Data for processing –

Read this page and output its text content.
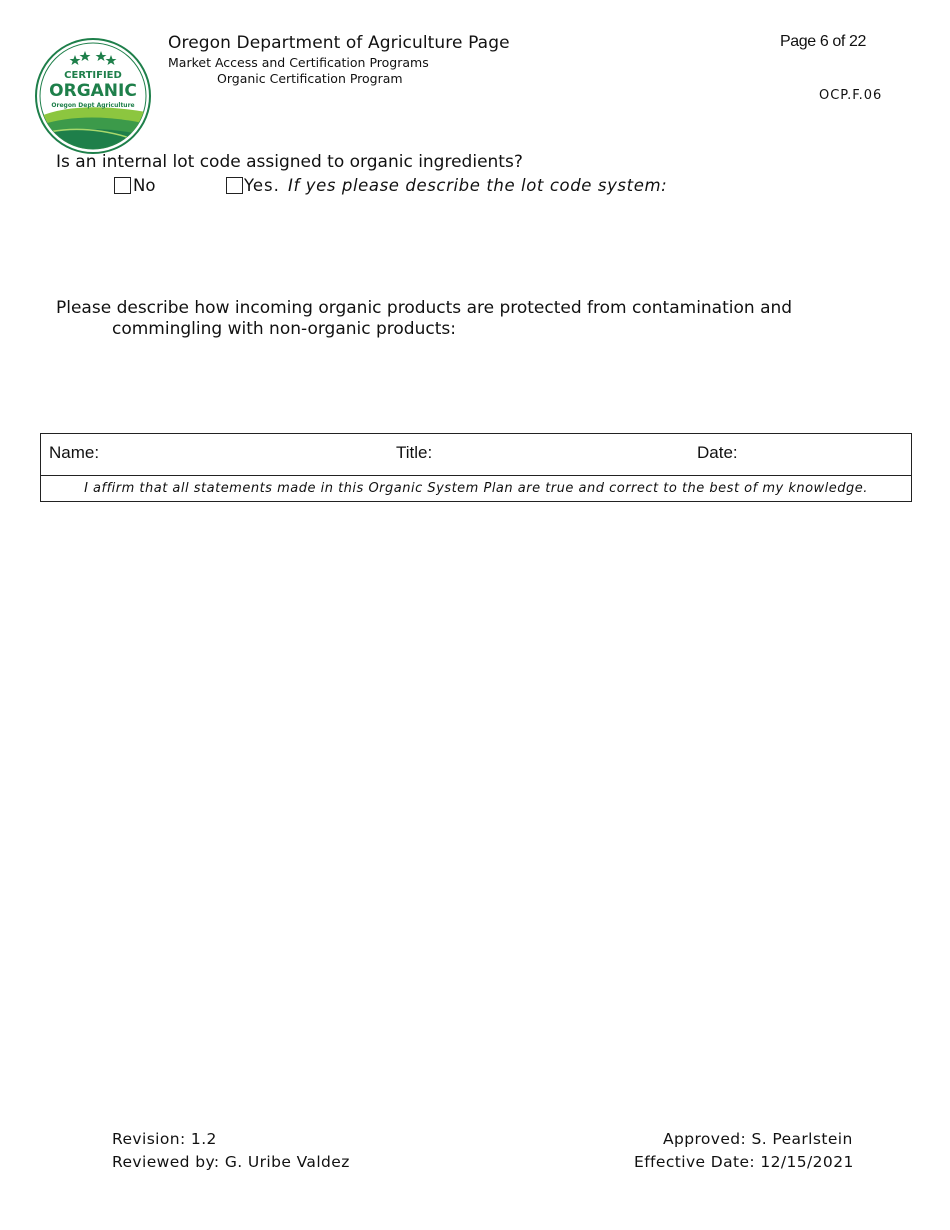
CERTIFIED
ORGANIC
Oregon Dept Agriculture
Oregon Department of Agriculture Page
Market Access and Certification Programs
Organic Certification Program
Page 6 of 22
OCP.F.06
Is an internal lot code assigned to organic ingredients?
No	Yes. If yes please describe the lot code system:
Please describe how incoming organic products are protected from contamination and
commingling with non-organic products:
Name:	Title:	Date:
I affirm that all statements made in this Organic System Plan are true and correct to the best of my knowledge.
Revision: 1.2
Reviewed by: G. Uribe Valdez
Approved: S. Pearlstein
Effective Date: 12/15/2021
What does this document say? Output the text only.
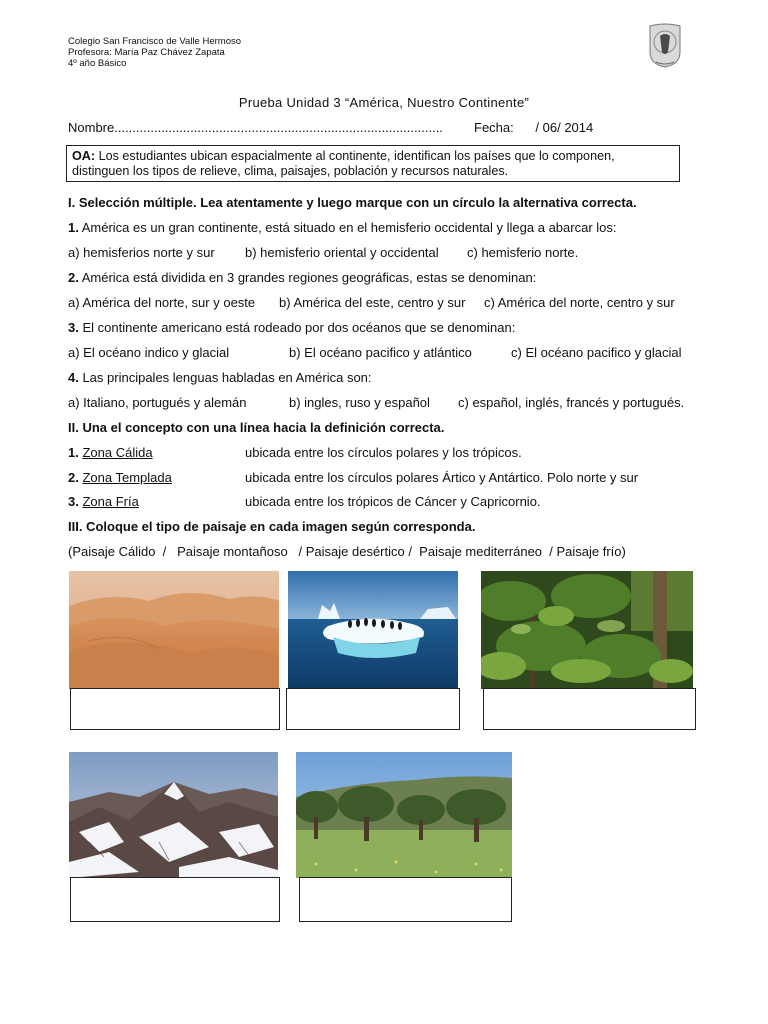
Colegio San Francisco de Valle Hermoso
Profesora: María Paz Chávez Zapata
4º año Básico
Prueba Unidad 3 “América, Nuestro Continente”
Nombre........................................................................................... Fecha:      / 06/ 2014
OA: Los estudiantes ubican espacialmente al continente, identifican los países que lo componen,
distinguen los tipos de relieve, clima, paisajes, población y recursos naturales.
I. Selección múltiple. Lea atentamente y luego marque con un círculo la alternativa correcta.
1. América es un gran continente, está situado en el hemisferio occidental y llega a abarcar los:
a) hemisferios norte y sur b) hemisferio oriental y occidental c) hemisferio norte.
2. América está dividida en 3 grandes regiones geográficas, estas se denominan:
a) América del norte, sur y oeste b) América del este, centro y sur c) América del norte, centro y sur
3. El continente americano está rodeado por dos océanos que se denominan:
a) El océano indico y glacial	b) El océano pacifico y atlántico	c) El océano pacifico y glacial
4. Las principales lenguas habladas en América son:
a) Italiano, portugués y alemán	b) ingles, ruso y español c) español, inglés, francés y portugués.
II. Una el concepto con una línea hacia la definición correcta.
1. Zona Cálida	ubicada entre los círculos polares y los trópicos.
2. Zona Templada	ubicada entre los círculos polares Ártico y Antártico. Polo norte y sur
3. Zona Fría	ubicada entre los trópicos de Cáncer y Capricornio.
III. Coloque el tipo de paisaje en cada imagen según corresponda.
(Paisaje Cálido  /   Paisaje montañoso   / Paisaje desértico /  Paisaje mediterráneo  / Paisaje frío)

To do – Set down every record once more, word for word, without pictures.

The output –
Read this page and output its text content.
CERTIFIED
ORGANIC
Oregon Dept Agriculture
Oregon Department of Agriculture Page
Market Access and Certification Programs
Organic Certification Program
Page 6 of 22
OCP.F.06
Is an internal lot code assigned to organic ingredients?
No	Yes. If yes please describe the lot code system:
Please describe how incoming organic products are protected from contamination and
commingling with non-organic products:
Name:	Title:	Date:
I affirm that all statements made in this Organic System Plan are true and correct to the best of my knowledge.
Revision: 1.2
Reviewed by: G. Uribe Valdez
Approved: S. Pearlstein
Effective Date: 12/15/2021
What does this document say? Output the text only.
Colegio San Francisco de Valle Hermoso
Profesora: María Paz Chávez Zapata
4º año Básico
Prueba Unidad 3 “América, Nuestro Continente”
Nombre........................................................................................... Fecha:      / 06/ 2014
OA: Los estudiantes ubican espacialmente al continente, identifican los países que lo componen,
distinguen los tipos de relieve, clima, paisajes, población y recursos naturales.
I. Selección múltiple. Lea atentamente y luego marque con un círculo la alternativa correcta.
1. América es un gran continente, está situado en el hemisferio occidental y llega a abarcar los:
a) hemisferios norte y sur b) hemisferio oriental y occidental c) hemisferio norte.
2. América está dividida en 3 grandes regiones geográficas, estas se denominan:
a) América del norte, sur y oeste b) América del este, centro y sur c) América del norte, centro y sur
3. El continente americano está rodeado por dos océanos que se denominan:
a) El océano indico y glacial	b) El océano pacifico y atlántico	c) El océano pacifico y glacial
4. Las principales lenguas habladas en América son:
a) Italiano, portugués y alemán	b) ingles, ruso y español c) español, inglés, francés y portugués.
II. Una el concepto con una línea hacia la definición correcta.
1. Zona Cálida	ubicada entre los círculos polares y los trópicos.
2. Zona Templada	ubicada entre los círculos polares Ártico y Antártico. Polo norte y sur
3. Zona Fría	ubicada entre los trópicos de Cáncer y Capricornio.
III. Coloque el tipo de paisaje en cada imagen según corresponda.
(Paisaje Cálido  /   Paisaje montañoso   / Paisaje desértico /  Paisaje mediterráneo  / Paisaje frío)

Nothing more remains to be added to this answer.